■ **Your assignment**
Among the records, which lines include "sensitivity"? List them.

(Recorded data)
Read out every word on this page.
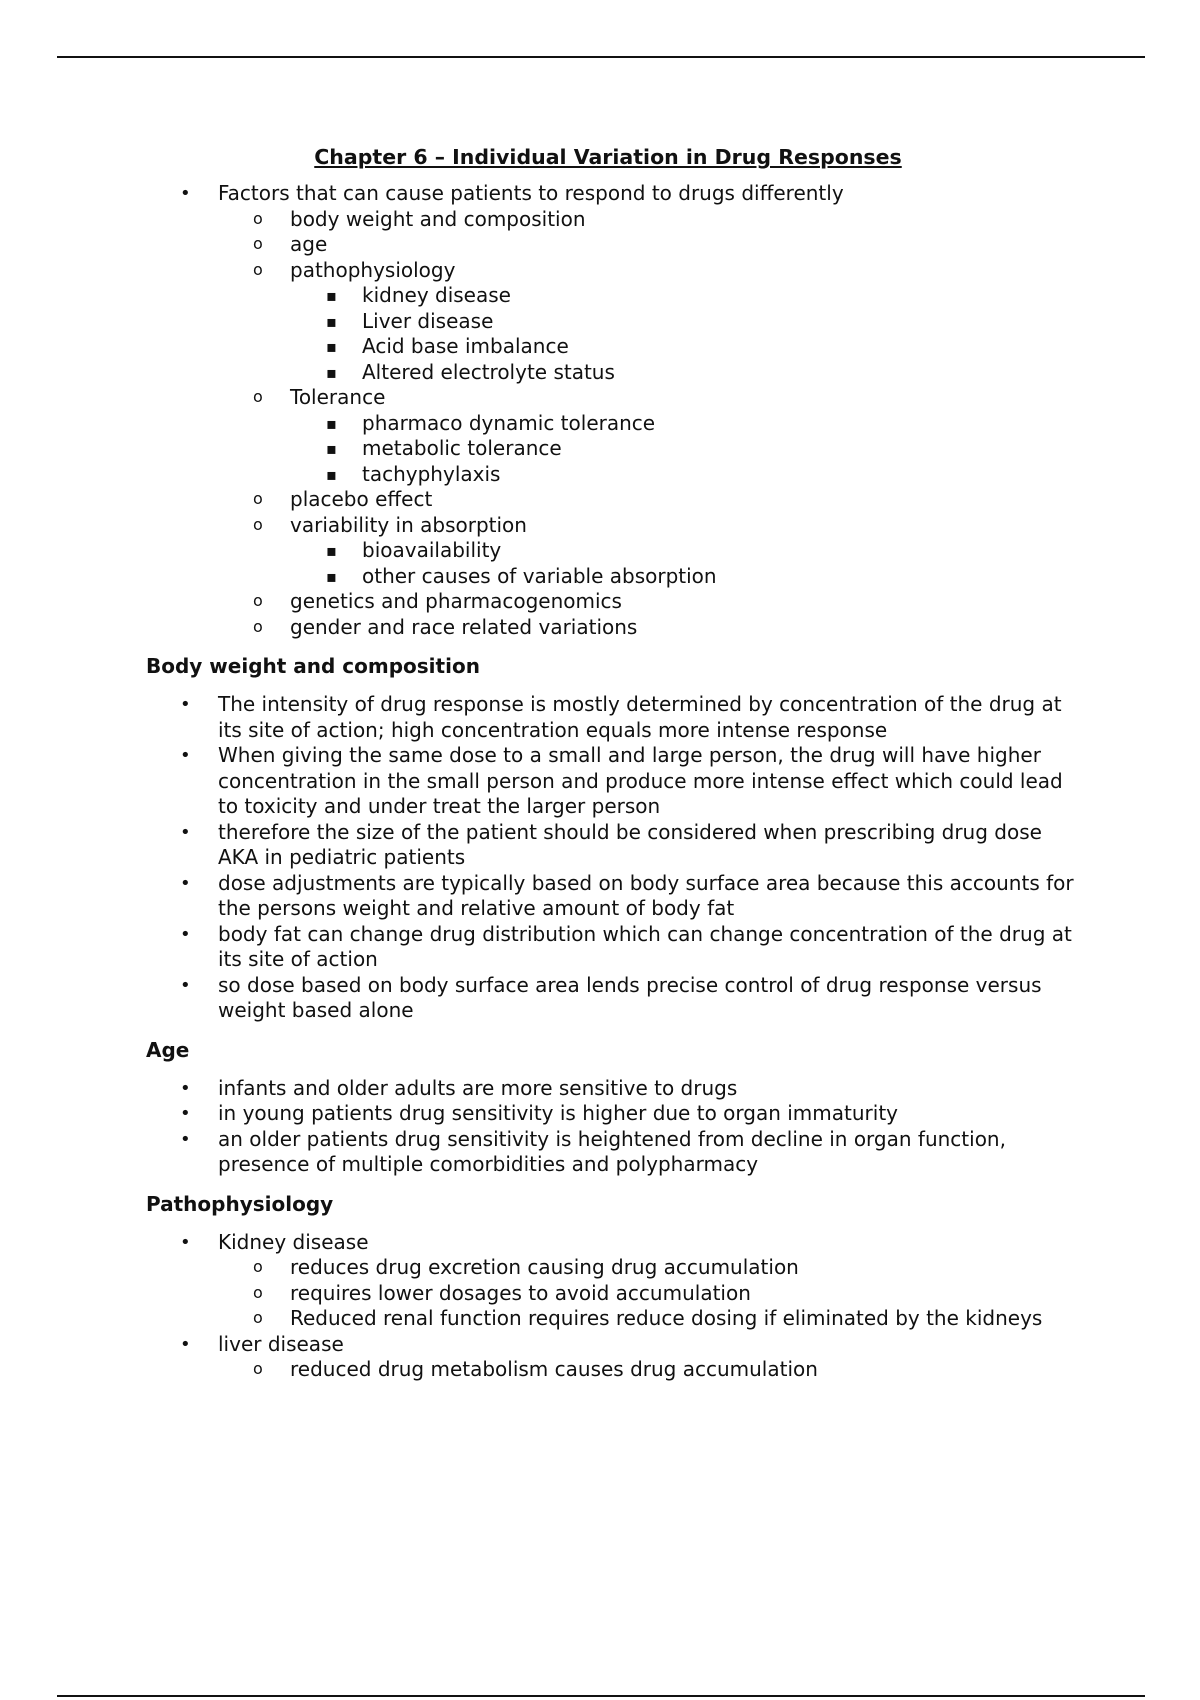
Chapter 6 – Individual Variation in Drug Responses
• Factors that can cause patients to respond to drugs differently
o body weight and composition
o age
o pathophysiology
▪ kidney disease
▪ Liver disease
▪ Acid base imbalance
▪ Altered electrolyte status
o Tolerance
▪ pharmaco dynamic tolerance
▪ metabolic tolerance
▪ tachyphylaxis
o placebo effect
o variability in absorption
▪ bioavailability
▪ other causes of variable absorption
o genetics and pharmacogenomics
o gender and race related variations
Body weight and composition
• The intensity of drug response is mostly determined by concentration of the drug at its site of action; high concentration equals more intense response
• When giving the same dose to a small and large person, the drug will have higher concentration in the small person and produce more intense effect which could lead to toxicity and under treat the larger person
• therefore the size of the patient should be considered when prescribing drug dose AKA in pediatric patients
• dose adjustments are typically based on body surface area because this accounts for the persons weight and relative amount of body fat
• body fat can change drug distribution which can change concentration of the drug at its site of action
• so dose based on body surface area lends precise control of drug response versus weight based alone
Age
• infants and older adults are more sensitive to drugs
• in young patients drug sensitivity is higher due to organ immaturity
• an older patients drug sensitivity is heightened from decline in organ function, presence of multiple comorbidities and polypharmacy
Pathophysiology
• Kidney disease
o reduces drug excretion causing drug accumulation
o requires lower dosages to avoid accumulation
o Reduced renal function requires reduce dosing if eliminated by the kidneys
• liver disease
o reduced drug metabolism causes drug accumulation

■ **Answer space**
• in young patients drug sensitivity is higher due to organ immaturity
• an older patients drug sensitivity is heightened from decline in organ function, presence of multiple comorbidities and polypharmacy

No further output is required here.